● **Prompt**
Output each entry exactly; skip nothing.

<<<<

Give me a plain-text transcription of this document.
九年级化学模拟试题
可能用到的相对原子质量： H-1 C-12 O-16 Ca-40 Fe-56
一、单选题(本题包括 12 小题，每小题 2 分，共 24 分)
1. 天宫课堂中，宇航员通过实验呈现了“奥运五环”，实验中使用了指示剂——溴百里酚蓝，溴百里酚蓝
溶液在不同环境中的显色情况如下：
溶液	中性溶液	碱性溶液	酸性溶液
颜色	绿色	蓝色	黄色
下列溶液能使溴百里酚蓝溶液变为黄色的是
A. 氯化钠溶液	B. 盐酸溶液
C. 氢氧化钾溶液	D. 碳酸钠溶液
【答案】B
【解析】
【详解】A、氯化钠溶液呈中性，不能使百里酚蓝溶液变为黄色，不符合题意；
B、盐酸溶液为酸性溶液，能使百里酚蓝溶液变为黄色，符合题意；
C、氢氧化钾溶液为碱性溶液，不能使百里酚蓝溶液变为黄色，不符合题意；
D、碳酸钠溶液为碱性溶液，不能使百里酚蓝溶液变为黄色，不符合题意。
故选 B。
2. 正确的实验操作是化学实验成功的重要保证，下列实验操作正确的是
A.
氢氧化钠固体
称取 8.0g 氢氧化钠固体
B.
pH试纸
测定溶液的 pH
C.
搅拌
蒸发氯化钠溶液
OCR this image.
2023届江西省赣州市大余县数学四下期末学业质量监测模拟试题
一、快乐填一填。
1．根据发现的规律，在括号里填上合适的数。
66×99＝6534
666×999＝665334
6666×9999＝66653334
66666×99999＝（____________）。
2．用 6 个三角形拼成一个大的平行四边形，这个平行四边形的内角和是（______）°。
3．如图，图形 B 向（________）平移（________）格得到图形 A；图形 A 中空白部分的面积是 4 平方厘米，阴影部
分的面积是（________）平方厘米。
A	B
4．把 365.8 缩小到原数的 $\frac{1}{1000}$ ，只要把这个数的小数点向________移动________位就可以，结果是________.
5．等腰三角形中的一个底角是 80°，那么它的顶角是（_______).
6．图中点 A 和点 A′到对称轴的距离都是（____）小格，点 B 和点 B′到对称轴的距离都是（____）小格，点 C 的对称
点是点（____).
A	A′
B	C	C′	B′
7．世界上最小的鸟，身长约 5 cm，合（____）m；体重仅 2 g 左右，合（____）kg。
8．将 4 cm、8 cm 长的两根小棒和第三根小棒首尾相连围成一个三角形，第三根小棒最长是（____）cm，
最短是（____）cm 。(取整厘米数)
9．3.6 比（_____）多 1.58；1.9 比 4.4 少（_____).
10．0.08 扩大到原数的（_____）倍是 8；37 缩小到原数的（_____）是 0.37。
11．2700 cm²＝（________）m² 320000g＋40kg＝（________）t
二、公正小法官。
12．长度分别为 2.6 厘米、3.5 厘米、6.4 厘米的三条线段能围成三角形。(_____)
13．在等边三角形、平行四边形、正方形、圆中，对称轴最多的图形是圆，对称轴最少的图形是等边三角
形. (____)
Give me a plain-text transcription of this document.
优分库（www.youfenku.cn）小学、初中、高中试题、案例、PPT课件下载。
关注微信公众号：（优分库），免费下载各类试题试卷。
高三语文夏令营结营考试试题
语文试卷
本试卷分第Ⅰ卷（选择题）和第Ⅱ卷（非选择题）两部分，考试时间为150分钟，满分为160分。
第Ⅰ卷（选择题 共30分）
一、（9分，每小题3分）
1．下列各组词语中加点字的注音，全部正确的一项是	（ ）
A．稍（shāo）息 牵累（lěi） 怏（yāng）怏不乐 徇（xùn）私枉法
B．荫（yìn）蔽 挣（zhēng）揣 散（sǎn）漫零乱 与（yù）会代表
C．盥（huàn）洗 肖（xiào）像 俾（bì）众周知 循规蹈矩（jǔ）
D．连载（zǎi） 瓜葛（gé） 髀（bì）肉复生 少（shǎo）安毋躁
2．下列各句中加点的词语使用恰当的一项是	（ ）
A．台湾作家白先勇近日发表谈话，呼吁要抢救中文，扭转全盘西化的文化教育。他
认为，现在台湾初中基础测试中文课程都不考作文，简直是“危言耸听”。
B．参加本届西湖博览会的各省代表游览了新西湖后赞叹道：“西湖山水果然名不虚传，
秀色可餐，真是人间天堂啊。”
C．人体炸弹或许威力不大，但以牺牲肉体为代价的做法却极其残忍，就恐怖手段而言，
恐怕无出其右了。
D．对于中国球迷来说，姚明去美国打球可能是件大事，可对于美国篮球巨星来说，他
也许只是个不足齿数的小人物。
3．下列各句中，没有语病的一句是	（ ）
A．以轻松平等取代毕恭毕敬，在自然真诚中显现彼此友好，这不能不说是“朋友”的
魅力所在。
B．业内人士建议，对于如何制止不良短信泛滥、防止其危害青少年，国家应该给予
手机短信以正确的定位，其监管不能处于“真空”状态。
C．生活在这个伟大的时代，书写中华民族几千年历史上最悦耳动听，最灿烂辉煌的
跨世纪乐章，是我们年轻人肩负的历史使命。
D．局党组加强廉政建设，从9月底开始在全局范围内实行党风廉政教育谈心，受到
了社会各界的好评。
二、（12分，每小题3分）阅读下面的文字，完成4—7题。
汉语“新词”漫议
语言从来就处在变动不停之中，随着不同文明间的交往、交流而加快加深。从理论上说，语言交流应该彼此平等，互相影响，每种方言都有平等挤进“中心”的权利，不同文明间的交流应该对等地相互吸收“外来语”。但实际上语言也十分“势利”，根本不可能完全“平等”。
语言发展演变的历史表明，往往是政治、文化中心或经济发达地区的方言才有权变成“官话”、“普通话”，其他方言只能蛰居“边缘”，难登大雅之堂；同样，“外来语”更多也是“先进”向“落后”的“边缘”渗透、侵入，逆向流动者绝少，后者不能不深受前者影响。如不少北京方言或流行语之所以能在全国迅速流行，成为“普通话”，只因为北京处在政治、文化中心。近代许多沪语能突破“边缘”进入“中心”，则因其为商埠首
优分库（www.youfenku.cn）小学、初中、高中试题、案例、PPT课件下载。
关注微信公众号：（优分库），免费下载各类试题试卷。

>>>>

● **Written response**
Give me a plain-text transcription of this document.
九年级化学模拟试题
可能用到的相对原子质量： H-1 C-12 O-16 Ca-40 Fe-56
一、单选题(本题包括 12 小题，每小题 2 分，共 24 分)
1. 天宫课堂中，宇航员通过实验呈现了“奥运五环”，实验中使用了指示剂——溴百里酚蓝，溴百里酚蓝
溶液在不同环境中的显色情况如下：
溶液	中性溶液	碱性溶液	酸性溶液
颜色	绿色	蓝色	黄色
下列溶液能使溴百里酚蓝溶液变为黄色的是
A. 氯化钠溶液	B. 盐酸溶液
C. 氢氧化钾溶液	D. 碳酸钠溶液
【答案】B
【解析】
【详解】A、氯化钠溶液呈中性，不能使百里酚蓝溶液变为黄色，不符合题意；
B、盐酸溶液为酸性溶液，能使百里酚蓝溶液变为黄色，符合题意；
C、氢氧化钾溶液为碱性溶液，不能使百里酚蓝溶液变为黄色，不符合题意；
D、碳酸钠溶液为碱性溶液，不能使百里酚蓝溶液变为黄色，不符合题意。
故选 B。
2. 正确的实验操作是化学实验成功的重要保证，下列实验操作正确的是
A.
氢氧化钠固体
称取 8.0g 氢氧化钠固体
B.
pH试纸
测定溶液的 pH
C.
搅拌
蒸发氯化钠溶液
OCR this image.
2023届江西省赣州市大余县数学四下期末学业质量监测模拟试题
一、快乐填一填。
1．根据发现的规律，在括号里填上合适的数。
66×99＝6534
666×999＝665334
6666×9999＝66653334
66666×99999＝（____________）。
2．用 6 个三角形拼成一个大的平行四边形，这个平行四边形的内角和是（______）°。
3．如图，图形 B 向（________）平移（________）格得到图形 A；图形 A 中空白部分的面积是 4 平方厘米，阴影部
分的面积是（________）平方厘米。
A	B
4．把 365.8 缩小到原数的 $\frac{1}{1000}$ ，只要把这个数的小数点向________移动________位就可以，结果是________.
5．等腰三角形中的一个底角是 80°，那么它的顶角是（_______).
6．图中点 A 和点 A′到对称轴的距离都是（____）小格，点 B 和点 B′到对称轴的距离都是（____）小格，点 C 的对称
点是点（____).
A	A′
B	C	C′	B′
7．世界上最小的鸟，身长约 5 cm，合（____）m；体重仅 2 g 左右，合（____）kg。
8．将 4 cm、8 cm 长的两根小棒和第三根小棒首尾相连围成一个三角形，第三根小棒最长是（____）cm，
最短是（____）cm 。(取整厘米数)
9．3.6 比（_____）多 1.58；1.9 比 4.4 少（_____).
10．0.08 扩大到原数的（_____）倍是 8；37 缩小到原数的（_____）是 0.37。
11．2700 cm²＝（________）m² 320000g＋40kg＝（________）t
二、公正小法官。
12．长度分别为 2.6 厘米、3.5 厘米、6.4 厘米的三条线段能围成三角形。(_____)
13．在等边三角形、平行四边形、正方形、圆中，对称轴最多的图形是圆，对称轴最少的图形是等边三角
形. (____)
Give me a plain-text transcription of this document.
优分库（www.youfenku.cn）小学、初中、高中试题、案例、PPT课件下载。
关注微信公众号：（优分库），免费下载各类试题试卷。
高三语文夏令营结营考试试题
语文试卷
本试卷分第Ⅰ卷（选择题）和第Ⅱ卷（非选择题）两部分，考试时间为150分钟，满分为160分。
第Ⅰ卷（选择题 共30分）
一、（9分，每小题3分）
1．下列各组词语中加点字的注音，全部正确的一项是	（ ）
A．稍（shāo）息 牵累（lěi） 怏（yāng）怏不乐 徇（xùn）私枉法
B．荫（yìn）蔽 挣（zhēng）揣 散（sǎn）漫零乱 与（yù）会代表
C．盥（huàn）洗 肖（xiào）像 俾（bì）众周知 循规蹈矩（jǔ）
D．连载（zǎi） 瓜葛（gé） 髀（bì）肉复生 少（shǎo）安毋躁
2．下列各句中加点的词语使用恰当的一项是	（ ）
A．台湾作家白先勇近日发表谈话，呼吁要抢救中文，扭转全盘西化的文化教育。他
认为，现在台湾初中基础测试中文课程都不考作文，简直是“危言耸听”。
B．参加本届西湖博览会的各省代表游览了新西湖后赞叹道：“西湖山水果然名不虚传，
秀色可餐，真是人间天堂啊。”
C．人体炸弹或许威力不大，但以牺牲肉体为代价的做法却极其残忍，就恐怖手段而言，
恐怕无出其右了。
D．对于中国球迷来说，姚明去美国打球可能是件大事，可对于美国篮球巨星来说，他
也许只是个不足齿数的小人物。
3．下列各句中，没有语病的一句是	（ ）
A．以轻松平等取代毕恭毕敬，在自然真诚中显现彼此友好，这不能不说是“朋友”的
魅力所在。
B．业内人士建议，对于如何制止不良短信泛滥、防止其危害青少年，国家应该给予
手机短信以正确的定位，其监管不能处于“真空”状态。
C．生活在这个伟大的时代，书写中华民族几千年历史上最悦耳动听，最灿烂辉煌的
跨世纪乐章，是我们年轻人肩负的历史使命。
D．局党组加强廉政建设，从9月底开始在全局范围内实行党风廉政教育谈心，受到
了社会各界的好评。
二、（12分，每小题3分）阅读下面的文字，完成4—7题。
汉语“新词”漫议
语言从来就处在变动不停之中，随着不同文明间的交往、交流而加快加深。从理论上说，语言交流应该彼此平等，互相影响，每种方言都有平等挤进“中心”的权利，不同文明间的交流应该对等地相互吸收“外来语”。但实际上语言也十分“势利”，根本不可能完全“平等”。
语言发展演变的历史表明，往往是政治、文化中心或经济发达地区的方言才有权变成“官话”、“普通话”，其他方言只能蛰居“边缘”，难登大雅之堂；同样，“外来语”更多也是“先进”向“落后”的“边缘”渗透、侵入，逆向流动者绝少，后者不能不深受前者影响。如不少北京方言或流行语之所以能在全国迅速流行，成为“普通话”，只因为北京处在政治、文化中心。近代许多沪语能突破“边缘”进入“中心”，则因其为商埠首
优分库（www.youfenku.cn）小学、初中、高中试题、案例、PPT课件下载。
关注微信公众号：（优分库），免费下载各类试题试卷。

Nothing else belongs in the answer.